The exercise:
Find "Give me a plain-text" in the data below; transcribe the line it appears on and each line after it, exactly, to the end, and nothing else.

Task material:

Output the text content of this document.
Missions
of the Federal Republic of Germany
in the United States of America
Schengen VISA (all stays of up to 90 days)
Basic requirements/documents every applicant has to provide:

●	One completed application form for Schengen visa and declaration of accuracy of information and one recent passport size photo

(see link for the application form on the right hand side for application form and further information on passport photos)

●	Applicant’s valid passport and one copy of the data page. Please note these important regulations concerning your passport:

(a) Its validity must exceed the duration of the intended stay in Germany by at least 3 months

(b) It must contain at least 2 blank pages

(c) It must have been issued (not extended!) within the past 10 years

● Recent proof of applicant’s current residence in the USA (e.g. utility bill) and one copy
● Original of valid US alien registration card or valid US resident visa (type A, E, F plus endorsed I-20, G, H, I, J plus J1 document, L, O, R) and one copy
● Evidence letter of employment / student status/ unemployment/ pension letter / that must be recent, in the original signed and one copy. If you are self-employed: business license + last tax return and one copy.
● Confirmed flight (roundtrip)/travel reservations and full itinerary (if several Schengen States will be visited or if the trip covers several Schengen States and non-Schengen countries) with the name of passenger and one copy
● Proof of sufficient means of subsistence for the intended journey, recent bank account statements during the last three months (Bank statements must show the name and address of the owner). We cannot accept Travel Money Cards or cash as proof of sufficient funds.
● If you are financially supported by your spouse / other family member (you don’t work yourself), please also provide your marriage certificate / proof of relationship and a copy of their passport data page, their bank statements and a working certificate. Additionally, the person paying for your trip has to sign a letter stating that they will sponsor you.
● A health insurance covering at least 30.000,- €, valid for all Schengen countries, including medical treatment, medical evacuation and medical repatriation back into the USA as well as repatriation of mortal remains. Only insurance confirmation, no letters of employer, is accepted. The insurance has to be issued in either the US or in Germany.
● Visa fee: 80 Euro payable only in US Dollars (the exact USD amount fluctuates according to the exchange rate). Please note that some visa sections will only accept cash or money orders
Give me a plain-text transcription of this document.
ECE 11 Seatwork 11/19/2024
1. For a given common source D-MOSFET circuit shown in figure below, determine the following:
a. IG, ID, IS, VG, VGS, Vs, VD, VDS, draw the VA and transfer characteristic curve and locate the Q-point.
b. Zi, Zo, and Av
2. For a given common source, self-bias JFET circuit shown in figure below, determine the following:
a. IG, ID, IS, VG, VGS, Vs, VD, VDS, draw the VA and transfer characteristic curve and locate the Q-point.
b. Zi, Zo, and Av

Solution for this task:
Give me a plain-text transcription of this document.
ECE 11 Seatwork 11/19/2024
1. For a given common source D-MOSFET circuit shown in figure below, determine the following:
a. IG, ID, IS, VG, VGS, Vs, VD, VDS, draw the VA and transfer characteristic curve and locate the Q-point.
b. Zi, Zo, and Av
2. For a given common source, self-bias JFET circuit shown in figure below, determine the following:
a. IG, ID, IS, VG, VGS, Vs, VD, VDS, draw the VA and transfer characteristic curve and locate the Q-point.
b. Zi, Zo, and Av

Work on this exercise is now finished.